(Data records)
______________________________
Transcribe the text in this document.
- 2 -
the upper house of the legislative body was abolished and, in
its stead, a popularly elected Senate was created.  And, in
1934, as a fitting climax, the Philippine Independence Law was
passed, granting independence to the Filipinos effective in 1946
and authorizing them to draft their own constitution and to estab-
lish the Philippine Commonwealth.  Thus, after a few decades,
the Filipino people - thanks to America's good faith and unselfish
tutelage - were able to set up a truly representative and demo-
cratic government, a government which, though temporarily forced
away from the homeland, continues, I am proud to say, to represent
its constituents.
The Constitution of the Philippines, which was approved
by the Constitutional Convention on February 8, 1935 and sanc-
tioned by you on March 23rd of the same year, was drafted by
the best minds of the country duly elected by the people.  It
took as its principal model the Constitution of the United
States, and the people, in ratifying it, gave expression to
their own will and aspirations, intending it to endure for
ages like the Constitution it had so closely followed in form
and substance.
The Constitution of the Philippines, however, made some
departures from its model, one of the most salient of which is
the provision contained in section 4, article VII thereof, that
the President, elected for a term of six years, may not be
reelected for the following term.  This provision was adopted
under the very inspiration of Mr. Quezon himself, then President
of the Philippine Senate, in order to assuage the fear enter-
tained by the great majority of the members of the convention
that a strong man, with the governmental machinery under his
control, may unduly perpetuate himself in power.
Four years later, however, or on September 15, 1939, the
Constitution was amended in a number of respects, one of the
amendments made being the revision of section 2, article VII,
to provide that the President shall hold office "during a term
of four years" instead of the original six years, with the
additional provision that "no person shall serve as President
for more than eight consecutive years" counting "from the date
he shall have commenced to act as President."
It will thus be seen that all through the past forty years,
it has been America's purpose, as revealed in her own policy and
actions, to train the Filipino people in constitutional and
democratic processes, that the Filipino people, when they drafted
______________________________
* What is expected
Go through the lines above. Select every one that has the string "with".

* The result
that a strong man, with the governmental machinery under his
of four years" instead of the original six years, with the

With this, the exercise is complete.